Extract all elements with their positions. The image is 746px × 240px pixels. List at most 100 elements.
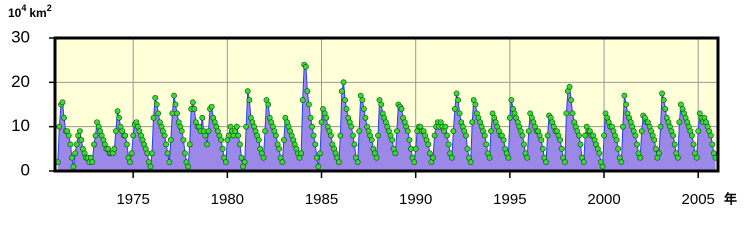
point	[519, 132, 526, 139]
point	[315, 163, 322, 170]
x-tick-label: 1995	[493, 191, 526, 208]
point	[317, 150, 323, 157]
point	[431, 132, 438, 139]
point	[122, 132, 129, 139]
point	[568, 97, 574, 103]
point	[218, 137, 225, 143]
point	[351, 141, 358, 148]
point	[328, 132, 334, 139]
point	[302, 63, 309, 70]
point	[189, 99, 196, 106]
point	[359, 97, 366, 103]
point	[255, 137, 262, 143]
point	[350, 132, 356, 139]
point	[538, 137, 545, 143]
point	[613, 137, 620, 143]
point	[569, 110, 576, 117]
point	[577, 141, 584, 148]
point	[601, 132, 607, 139]
point	[276, 145, 283, 152]
point	[582, 132, 589, 139]
point	[659, 90, 665, 97]
point	[619, 123, 626, 130]
point	[335, 159, 342, 166]
point	[404, 128, 411, 134]
point	[309, 123, 316, 130]
point	[338, 88, 345, 95]
point	[124, 141, 130, 148]
point	[486, 154, 493, 161]
point	[244, 88, 251, 95]
point	[155, 110, 162, 117]
x-tick-label: 2005	[682, 191, 715, 208]
point	[360, 106, 367, 112]
point	[182, 150, 188, 157]
point	[368, 137, 375, 143]
point	[205, 128, 212, 134]
y-axis-unit: 104 km2	[8, 3, 52, 20]
point	[525, 128, 532, 134]
point	[481, 132, 488, 139]
point	[323, 114, 330, 121]
point	[312, 141, 319, 148]
point	[411, 159, 418, 166]
point	[152, 94, 159, 101]
point	[128, 150, 135, 157]
point	[561, 159, 568, 166]
unit-exponent: 4	[21, 3, 26, 13]
point	[378, 101, 385, 108]
point	[116, 114, 122, 121]
x-tick-label: 1975	[116, 191, 149, 208]
point	[354, 159, 361, 166]
point	[202, 132, 209, 139]
point	[61, 114, 67, 121]
point	[488, 128, 494, 134]
point	[310, 132, 317, 139]
point	[430, 154, 436, 161]
point	[709, 141, 716, 148]
point	[164, 150, 171, 157]
point	[618, 159, 625, 166]
point	[450, 128, 457, 134]
point	[246, 97, 253, 103]
point	[273, 132, 279, 139]
point	[500, 137, 507, 143]
point	[147, 163, 154, 170]
point	[208, 103, 215, 110]
point	[563, 110, 570, 117]
point	[463, 132, 469, 139]
point	[506, 114, 513, 121]
point	[544, 132, 551, 139]
point	[343, 106, 350, 112]
point	[676, 119, 683, 126]
point	[671, 141, 678, 148]
point	[78, 137, 85, 143]
point	[313, 154, 320, 161]
point	[615, 145, 622, 152]
point	[307, 114, 314, 121]
point	[171, 92, 177, 99]
point	[576, 132, 582, 139]
point	[651, 137, 658, 143]
point	[392, 150, 399, 157]
point	[89, 159, 96, 166]
point	[111, 145, 118, 152]
point	[172, 101, 179, 108]
point	[393, 128, 400, 134]
point	[167, 137, 174, 143]
point	[265, 101, 272, 108]
point	[56, 123, 63, 130]
point	[637, 154, 644, 161]
point	[455, 97, 461, 103]
point	[467, 159, 474, 166]
point	[543, 159, 549, 166]
point	[389, 137, 396, 143]
point	[521, 141, 527, 148]
point	[558, 145, 565, 152]
point	[695, 128, 702, 134]
point	[660, 97, 667, 103]
unit-name: km	[29, 6, 46, 20]
point	[59, 99, 66, 106]
y-tick-label: 10	[11, 116, 30, 135]
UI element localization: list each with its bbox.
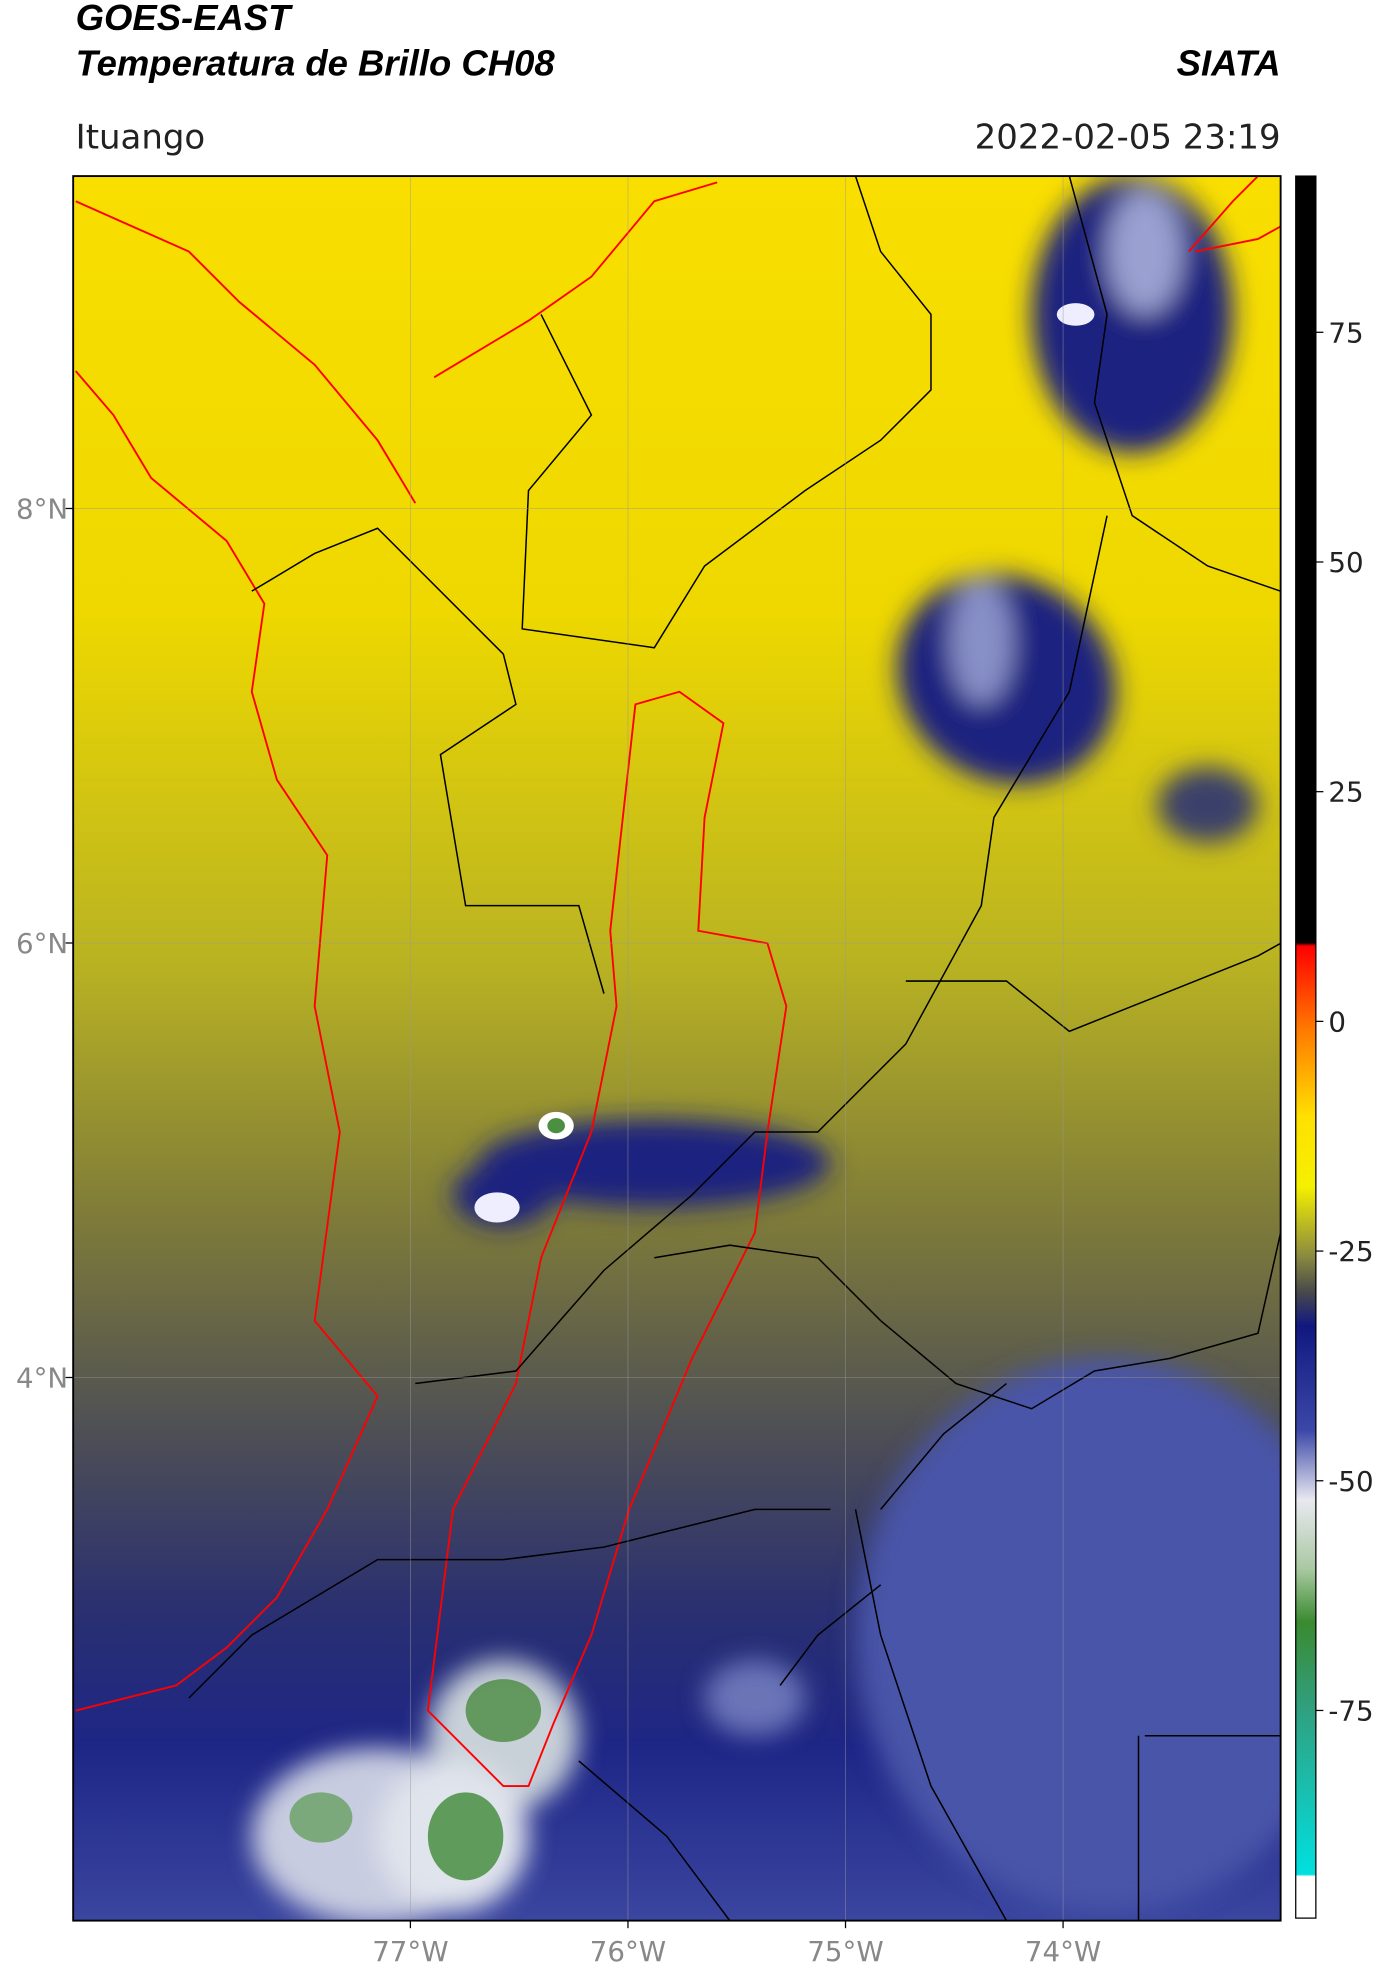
lat-label: 6°N <box>16 927 68 960</box>
colorbar-label: -50 <box>1328 1465 1373 1498</box>
subtitle: Temperatura de Brillo CH08 <box>76 42 556 83</box>
title: GOES-EAST <box>76 0 294 38</box>
lon-label: 77°W <box>372 1935 448 1968</box>
lon-label: 74°W <box>1025 1935 1101 1968</box>
colorbar-label: -25 <box>1328 1235 1373 1268</box>
place: Ituango <box>76 117 206 157</box>
agency: SIATA <box>1177 42 1281 83</box>
colorbar-label: -75 <box>1328 1695 1373 1728</box>
lat-label: 8°N <box>16 493 68 526</box>
lat-label: 4°N <box>16 1362 68 1395</box>
colorbar-label: 25 <box>1328 776 1363 809</box>
colorbar <box>1295 175 1317 1919</box>
lon-label: 75°W <box>807 1935 883 1968</box>
colorbar-label: 75 <box>1328 316 1363 349</box>
colorbar-label: 0 <box>1328 1005 1346 1038</box>
datetime: 2022-02-05 23:19 <box>975 117 1281 157</box>
lon-label: 76°W <box>590 1935 666 1968</box>
map-image <box>73 176 1281 1921</box>
map-frame <box>72 175 1282 1922</box>
colorbar-label: 50 <box>1328 546 1363 579</box>
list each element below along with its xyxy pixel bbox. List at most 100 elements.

□ □ □

=== Problem details ===
Write out the lines between the one holding "132, 526, 139]" and the one holding "110, 162, 117]", inclusive, exactly as they appear.

=== Task response ===
point	[519, 132, 526, 139]
point	[315, 163, 322, 170]
x-tick-label: 1995	[493, 191, 526, 208]
point	[317, 150, 323, 157]
point	[431, 132, 438, 139]
point	[122, 132, 129, 139]
point	[568, 97, 574, 103]
point	[218, 137, 225, 143]
point	[351, 141, 358, 148]
point	[328, 132, 334, 139]
point	[302, 63, 309, 70]
point	[189, 99, 196, 106]
point	[359, 97, 366, 103]
point	[255, 137, 262, 143]
point	[350, 132, 356, 139]
point	[538, 137, 545, 143]
point	[613, 137, 620, 143]
point	[569, 110, 576, 117]
point	[577, 141, 584, 148]
point	[601, 132, 607, 139]
point	[276, 145, 283, 152]
point	[582, 132, 589, 139]
point	[659, 90, 665, 97]
point	[619, 123, 626, 130]
point	[335, 159, 342, 166]
point	[404, 128, 411, 134]
point	[309, 123, 316, 130]
point	[338, 88, 345, 95]
point	[124, 141, 130, 148]
point	[486, 154, 493, 161]
point	[244, 88, 251, 95]
point	[155, 110, 162, 117]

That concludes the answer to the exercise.